What you should do — Every entry below is to be copied exactly as written.

--------------------------------------------------

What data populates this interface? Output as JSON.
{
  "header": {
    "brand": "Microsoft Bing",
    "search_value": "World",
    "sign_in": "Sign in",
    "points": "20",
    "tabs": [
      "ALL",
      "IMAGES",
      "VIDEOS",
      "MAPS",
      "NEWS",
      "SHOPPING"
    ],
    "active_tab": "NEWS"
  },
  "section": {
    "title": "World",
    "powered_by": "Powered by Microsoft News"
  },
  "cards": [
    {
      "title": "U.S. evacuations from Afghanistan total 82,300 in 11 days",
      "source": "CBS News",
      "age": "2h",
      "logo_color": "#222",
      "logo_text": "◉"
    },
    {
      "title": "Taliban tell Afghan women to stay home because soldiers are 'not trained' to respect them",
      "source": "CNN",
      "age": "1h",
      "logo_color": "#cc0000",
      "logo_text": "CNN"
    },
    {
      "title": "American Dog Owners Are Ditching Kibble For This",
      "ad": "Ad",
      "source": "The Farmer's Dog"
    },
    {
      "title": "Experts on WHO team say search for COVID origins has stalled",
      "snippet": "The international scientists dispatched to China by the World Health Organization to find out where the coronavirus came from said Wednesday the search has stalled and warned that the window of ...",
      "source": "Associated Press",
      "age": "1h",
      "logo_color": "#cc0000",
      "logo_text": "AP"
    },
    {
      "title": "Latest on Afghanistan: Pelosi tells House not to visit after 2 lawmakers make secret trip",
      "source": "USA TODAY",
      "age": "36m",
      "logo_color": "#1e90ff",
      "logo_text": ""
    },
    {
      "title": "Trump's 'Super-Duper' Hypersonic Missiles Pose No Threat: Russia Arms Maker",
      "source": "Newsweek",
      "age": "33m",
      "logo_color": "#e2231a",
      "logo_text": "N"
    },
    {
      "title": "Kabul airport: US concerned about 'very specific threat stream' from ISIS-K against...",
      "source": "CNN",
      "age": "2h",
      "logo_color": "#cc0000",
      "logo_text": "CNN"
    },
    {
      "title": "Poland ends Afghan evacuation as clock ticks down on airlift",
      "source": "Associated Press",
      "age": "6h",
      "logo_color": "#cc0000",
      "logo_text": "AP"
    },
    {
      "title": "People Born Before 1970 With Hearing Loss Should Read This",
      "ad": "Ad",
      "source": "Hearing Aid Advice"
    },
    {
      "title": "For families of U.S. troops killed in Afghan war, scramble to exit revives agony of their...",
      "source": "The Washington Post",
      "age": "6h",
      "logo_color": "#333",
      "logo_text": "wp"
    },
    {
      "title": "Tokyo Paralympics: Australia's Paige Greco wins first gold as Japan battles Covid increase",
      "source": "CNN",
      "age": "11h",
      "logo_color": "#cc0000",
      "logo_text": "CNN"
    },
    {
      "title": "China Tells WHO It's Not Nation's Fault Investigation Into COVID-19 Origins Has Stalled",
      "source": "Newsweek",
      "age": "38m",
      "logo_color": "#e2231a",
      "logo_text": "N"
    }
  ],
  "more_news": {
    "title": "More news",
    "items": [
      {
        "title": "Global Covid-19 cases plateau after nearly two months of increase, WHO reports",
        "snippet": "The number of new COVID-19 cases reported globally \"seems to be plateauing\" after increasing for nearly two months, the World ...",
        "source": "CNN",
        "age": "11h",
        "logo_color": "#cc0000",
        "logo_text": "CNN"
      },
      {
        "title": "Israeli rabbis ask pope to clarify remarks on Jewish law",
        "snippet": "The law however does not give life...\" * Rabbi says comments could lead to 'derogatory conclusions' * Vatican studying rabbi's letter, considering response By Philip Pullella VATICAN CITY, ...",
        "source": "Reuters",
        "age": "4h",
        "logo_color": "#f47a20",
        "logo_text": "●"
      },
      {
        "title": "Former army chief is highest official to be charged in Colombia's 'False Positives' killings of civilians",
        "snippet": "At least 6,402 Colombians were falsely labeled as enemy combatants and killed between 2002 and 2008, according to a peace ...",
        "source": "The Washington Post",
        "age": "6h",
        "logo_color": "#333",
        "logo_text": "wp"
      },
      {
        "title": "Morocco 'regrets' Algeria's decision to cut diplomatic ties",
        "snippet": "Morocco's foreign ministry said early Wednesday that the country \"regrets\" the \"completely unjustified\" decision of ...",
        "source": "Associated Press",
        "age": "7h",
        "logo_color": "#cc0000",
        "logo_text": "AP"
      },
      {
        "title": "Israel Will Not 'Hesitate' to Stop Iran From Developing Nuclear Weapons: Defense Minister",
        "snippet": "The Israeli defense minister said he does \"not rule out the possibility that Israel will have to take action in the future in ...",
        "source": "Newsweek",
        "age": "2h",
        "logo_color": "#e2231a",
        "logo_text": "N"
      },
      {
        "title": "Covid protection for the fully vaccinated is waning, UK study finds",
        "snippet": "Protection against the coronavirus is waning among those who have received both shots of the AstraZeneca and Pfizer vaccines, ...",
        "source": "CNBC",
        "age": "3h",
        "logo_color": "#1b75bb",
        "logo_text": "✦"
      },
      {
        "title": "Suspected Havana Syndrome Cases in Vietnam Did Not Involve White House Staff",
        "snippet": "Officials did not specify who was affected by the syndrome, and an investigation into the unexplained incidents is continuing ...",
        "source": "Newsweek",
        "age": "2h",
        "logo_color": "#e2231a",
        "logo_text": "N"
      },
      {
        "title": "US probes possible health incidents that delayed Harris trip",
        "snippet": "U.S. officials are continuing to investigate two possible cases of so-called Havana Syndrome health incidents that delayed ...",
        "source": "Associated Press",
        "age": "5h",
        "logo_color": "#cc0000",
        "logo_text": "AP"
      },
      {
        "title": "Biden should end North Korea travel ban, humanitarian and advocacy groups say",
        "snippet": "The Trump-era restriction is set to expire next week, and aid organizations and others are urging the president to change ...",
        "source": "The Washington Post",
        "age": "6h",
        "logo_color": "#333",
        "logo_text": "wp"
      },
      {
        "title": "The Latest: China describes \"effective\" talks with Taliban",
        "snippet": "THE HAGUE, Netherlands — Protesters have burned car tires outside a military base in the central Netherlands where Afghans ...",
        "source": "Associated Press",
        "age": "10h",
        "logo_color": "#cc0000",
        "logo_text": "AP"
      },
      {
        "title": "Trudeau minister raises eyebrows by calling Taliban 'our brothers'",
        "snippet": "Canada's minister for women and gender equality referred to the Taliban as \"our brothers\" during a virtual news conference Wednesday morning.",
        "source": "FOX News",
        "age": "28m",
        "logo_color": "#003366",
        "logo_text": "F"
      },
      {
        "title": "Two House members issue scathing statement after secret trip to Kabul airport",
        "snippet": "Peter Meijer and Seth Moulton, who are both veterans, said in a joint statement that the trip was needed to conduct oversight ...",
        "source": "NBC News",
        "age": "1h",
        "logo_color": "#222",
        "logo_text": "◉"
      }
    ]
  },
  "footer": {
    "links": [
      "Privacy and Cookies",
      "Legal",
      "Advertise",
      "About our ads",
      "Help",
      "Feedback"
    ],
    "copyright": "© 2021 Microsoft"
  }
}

--------------------------------------------------

Your response —
What data populates this interface? Output as JSON.
{
  "header": {
    "brand": "Microsoft Bing",
    "search_value": "World",
    "sign_in": "Sign in",
    "points": "20",
    "tabs": [
      "ALL",
      "IMAGES",
      "VIDEOS",
      "MAPS",
      "NEWS",
      "SHOPPING"
    ],
    "active_tab": "NEWS"
  },
  "section": {
    "title": "World",
    "powered_by": "Powered by Microsoft News"
  },
  "cards": [
    {
      "title": "U.S. evacuations from Afghanistan total 82,300 in 11 days",
      "source": "CBS News",
      "age": "2h",
      "logo_color": "#222",
      "logo_text": "◉"
    },
    {
      "title": "Taliban tell Afghan women to stay home because soldiers are 'not trained' to respect them",
      "source": "CNN",
      "age": "1h",
      "logo_color": "#cc0000",
      "logo_text": "CNN"
    },
    {
      "title": "American Dog Owners Are Ditching Kibble For This",
      "ad": "Ad",
      "source": "The Farmer's Dog"
    },
    {
      "title": "Experts on WHO team say search for COVID origins has stalled",
      "snippet": "The international scientists dispatched to China by the World Health Organization to find out where the coronavirus came from said Wednesday the search has stalled and warned that the window of ...",
      "source": "Associated Press",
      "age": "1h",
      "logo_color": "#cc0000",
      "logo_text": "AP"
    },
    {
      "title": "Latest on Afghanistan: Pelosi tells House not to visit after 2 lawmakers make secret trip",
      "source": "USA TODAY",
      "age": "36m",
      "logo_color": "#1e90ff",
      "logo_text": ""
    },
    {
      "title": "Trump's 'Super-Duper' Hypersonic Missiles Pose No Threat: Russia Arms Maker",
      "source": "Newsweek",
      "age": "33m",
      "logo_color": "#e2231a",
      "logo_text": "N"
    },
    {
      "title": "Kabul airport: US concerned about 'very specific threat stream' from ISIS-K against...",
      "source": "CNN",
      "age": "2h",
      "logo_color": "#cc0000",
      "logo_text": "CNN"
    },
    {
      "title": "Poland ends Afghan evacuation as clock ticks down on airlift",
      "source": "Associated Press",
      "age": "6h",
      "logo_color": "#cc0000",
      "logo_text": "AP"
    },
    {
      "title": "People Born Before 1970 With Hearing Loss Should Read This",
      "ad": "Ad",
      "source": "Hearing Aid Advice"
    },
    {
      "title": "For families of U.S. troops killed in Afghan war, scramble to exit revives agony of their...",
      "source": "The Washington Post",
      "age": "6h",
      "logo_color": "#333",
      "logo_text": "wp"
    },
    {
      "title": "Tokyo Paralympics: Australia's Paige Greco wins first gold as Japan battles Covid increase",
      "source": "CNN",
      "age": "11h",
      "logo_color": "#cc0000",
      "logo_text": "CNN"
    },
    {
      "title": "China Tells WHO It's Not Nation's Fault Investigation Into COVID-19 Origins Has Stalled",
      "source": "Newsweek",
      "age": "38m",
      "logo_color": "#e2231a",
      "logo_text": "N"
    }
  ],
  "more_news": {
    "title": "More news",
    "items": [
      {
        "title": "Global Covid-19 cases plateau after nearly two months of increase, WHO reports",
        "snippet": "The number of new COVID-19 cases reported globally \"seems to be plateauing\" after increasing for nearly two months, the World ...",
        "source": "CNN",
        "age": "11h",
        "logo_color": "#cc0000",
        "logo_text": "CNN"
      },
      {
        "title": "Israeli rabbis ask pope to clarify remarks on Jewish law",
        "snippet": "The law however does not give life...\" * Rabbi says comments could lead to 'derogatory conclusions' * Vatican studying rabbi's letter, considering response By Philip Pullella VATICAN CITY, ...",
        "source": "Reuters",
        "age": "4h",
        "logo_color": "#f47a20",
        "logo_text": "●"
      },
      {
        "title": "Former army chief is highest official to be charged in Colombia's 'False Positives' killings of civilians",
        "snippet": "At least 6,402 Colombians were falsely labeled as enemy combatants and killed between 2002 and 2008, according to a peace ...",
        "source": "The Washington Post",
        "age": "6h",
        "logo_color": "#333",
        "logo_text": "wp"
      },
      {
        "title": "Morocco 'regrets' Algeria's decision to cut diplomatic ties",
        "snippet": "Morocco's foreign ministry said early Wednesday that the country \"regrets\" the \"completely unjustified\" decision of ...",
        "source": "Associated Press",
        "age": "7h",
        "logo_color": "#cc0000",
        "logo_text": "AP"
      },
      {
        "title": "Israel Will Not 'Hesitate' to Stop Iran From Developing Nuclear Weapons: Defense Minister",
        "snippet": "The Israeli defense minister said he does \"not rule out the possibility that Israel will have to take action in the future in ...",
        "source": "Newsweek",
        "age": "2h",
        "logo_color": "#e2231a",
        "logo_text": "N"
      },
      {
        "title": "Covid protection for the fully vaccinated is waning, UK study finds",
        "snippet": "Protection against the coronavirus is waning among those who have received both shots of the AstraZeneca and Pfizer vaccines, ...",
        "source": "CNBC",
        "age": "3h",
        "logo_color": "#1b75bb",
        "logo_text": "✦"
      },
      {
        "title": "Suspected Havana Syndrome Cases in Vietnam Did Not Involve White House Staff",
        "snippet": "Officials did not specify who was affected by the syndrome, and an investigation into the unexplained incidents is continuing ...",
        "source": "Newsweek",
        "age": "2h",
        "logo_color": "#e2231a",
        "logo_text": "N"
      },
      {
        "title": "US probes possible health incidents that delayed Harris trip",
        "snippet": "U.S. officials are continuing to investigate two possible cases of so-called Havana Syndrome health incidents that delayed ...",
        "source": "Associated Press",
        "age": "5h",
        "logo_color": "#cc0000",
        "logo_text": "AP"
      },
      {
        "title": "Biden should end North Korea travel ban, humanitarian and advocacy groups say",
        "snippet": "The Trump-era restriction is set to expire next week, and aid organizations and others are urging the president to change ...",
        "source": "The Washington Post",
        "age": "6h",
        "logo_color": "#333",
        "logo_text": "wp"
      },
      {
        "title": "The Latest: China describes \"effective\" talks with Taliban",
        "snippet": "THE HAGUE, Netherlands — Protesters have burned car tires outside a military base in the central Netherlands where Afghans ...",
        "source": "Associated Press",
        "age": "10h",
        "logo_color": "#cc0000",
        "logo_text": "AP"
      },
      {
        "title": "Trudeau minister raises eyebrows by calling Taliban 'our brothers'",
        "snippet": "Canada's minister for women and gender equality referred to the Taliban as \"our brothers\" during a virtual news conference Wednesday morning.",
        "source": "FOX News",
        "age": "28m",
        "logo_color": "#003366",
        "logo_text": "F"
      },
      {
        "title": "Two House members issue scathing statement after secret trip to Kabul airport",
        "snippet": "Peter Meijer and Seth Moulton, who are both veterans, said in a joint statement that the trip was needed to conduct oversight ...",
        "source": "NBC News",
        "age": "1h",
        "logo_color": "#222",
        "logo_text": "◉"
      }
    ]
  },
  "footer": {
    "links": [
      "Privacy and Cookies",
      "Legal",
      "Advertise",
      "About our ads",
      "Help",
      "Feedback"
    ],
    "copyright": "© 2021 Microsoft"
  }
}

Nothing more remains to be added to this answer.